Print all of the lines exactly. Any picture among them stays out.
** begin INPUT FOR THIS TASK **
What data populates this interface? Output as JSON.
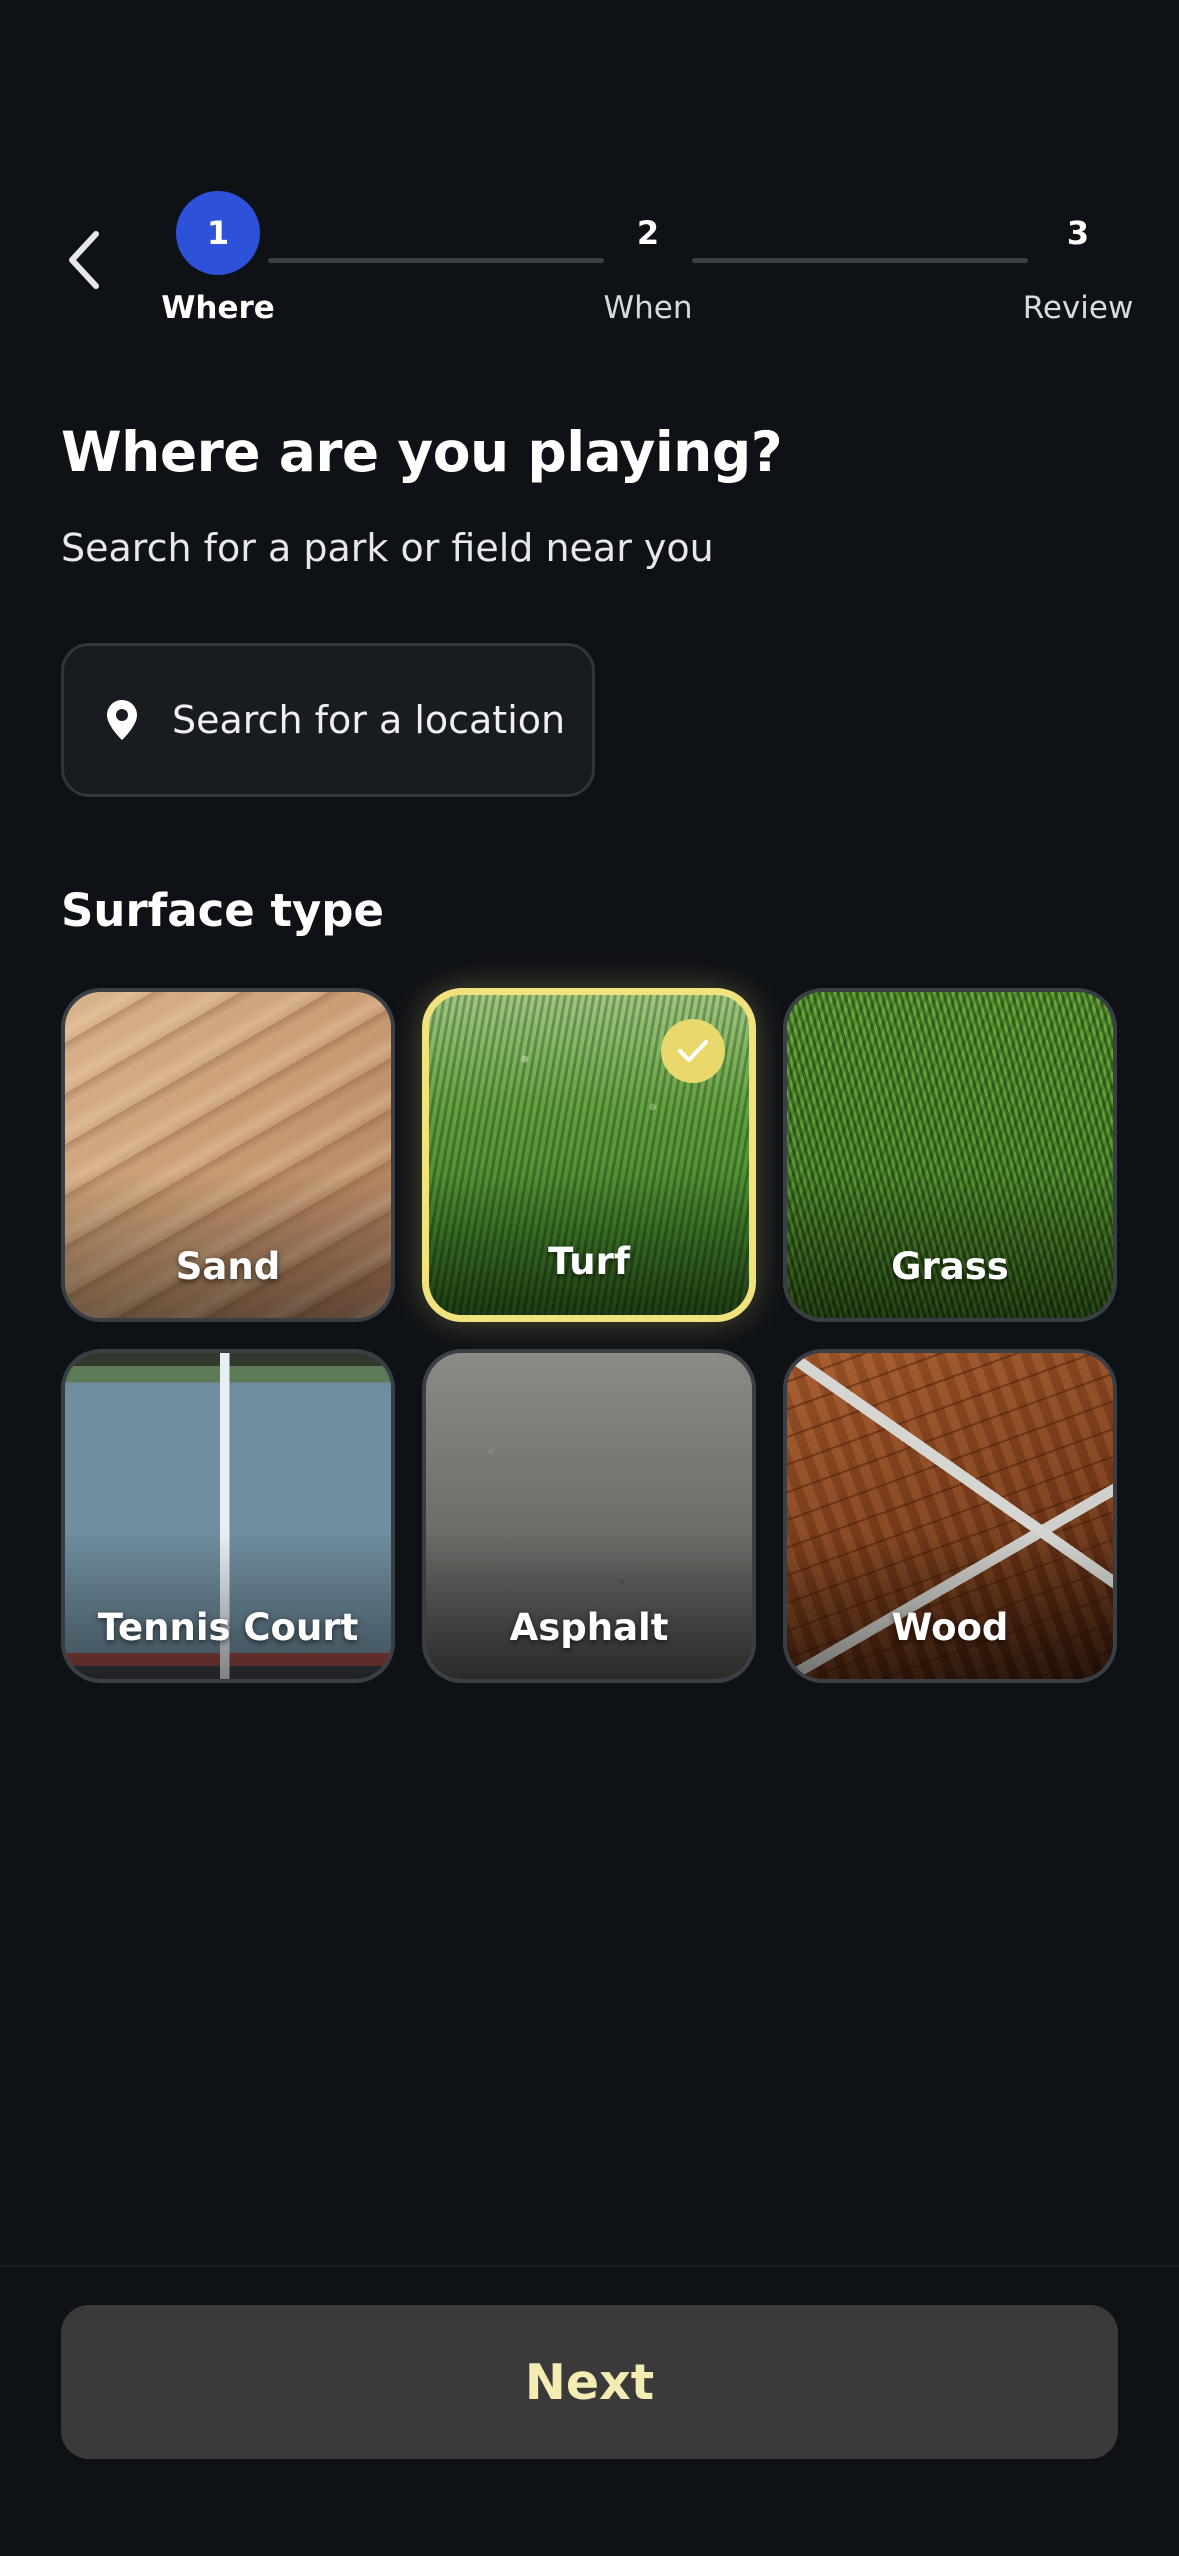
{
  "stepper": {
    "steps": [
      {
        "number": "1",
        "label": "Where",
        "active": true
      },
      {
        "number": "2",
        "label": "When",
        "active": false
      },
      {
        "number": "3",
        "label": "Review",
        "active": false
      }
    ]
  },
  "header": {
    "title": "Where are you playing?",
    "subtitle": "Search for a park or field near you"
  },
  "search": {
    "placeholder": "Search for a location",
    "icon": "location-pin-icon"
  },
  "surface": {
    "label": "Surface type",
    "selected": "Turf",
    "options": [
      {
        "label": "Sand",
        "texture": "sand"
      },
      {
        "label": "Turf",
        "texture": "turf"
      },
      {
        "label": "Grass",
        "texture": "grass"
      },
      {
        "label": "Tennis Court",
        "texture": "tennis"
      },
      {
        "label": "Asphalt",
        "texture": "asphalt"
      },
      {
        "label": "Wood",
        "texture": "wood"
      }
    ]
  },
  "footer": {
    "next_label": "Next"
  },
  "colors": {
    "background": "#0e1116",
    "active_step": "#2d52d9",
    "selected_border": "#f2e27d",
    "next_text": "#f5ecb4"
  }
}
** end INPUT FOR THIS TASK **
◆ EXERCISE OUTPUT:
What data populates this interface? Output as JSON.
{
  "stepper": {
    "steps": [
      {
        "number": "1",
        "label": "Where",
        "active": true
      },
      {
        "number": "2",
        "label": "When",
        "active": false
      },
      {
        "number": "3",
        "label": "Review",
        "active": false
      }
    ]
  },
  "header": {
    "title": "Where are you playing?",
    "subtitle": "Search for a park or field near you"
  },
  "search": {
    "placeholder": "Search for a location",
    "icon": "location-pin-icon"
  },
  "surface": {
    "label": "Surface type",
    "selected": "Turf",
    "options": [
      {
        "label": "Sand",
        "texture": "sand"
      },
      {
        "label": "Turf",
        "texture": "turf"
      },
      {
        "label": "Grass",
        "texture": "grass"
      },
      {
        "label": "Tennis Court",
        "texture": "tennis"
      },
      {
        "label": "Asphalt",
        "texture": "asphalt"
      },
      {
        "label": "Wood",
        "texture": "wood"
      }
    ]
  },
  "footer": {
    "next_label": "Next"
  },
  "colors": {
    "background": "#0e1116",
    "active_step": "#2d52d9",
    "selected_border": "#f2e27d",
    "next_text": "#f5ecb4"
  }
}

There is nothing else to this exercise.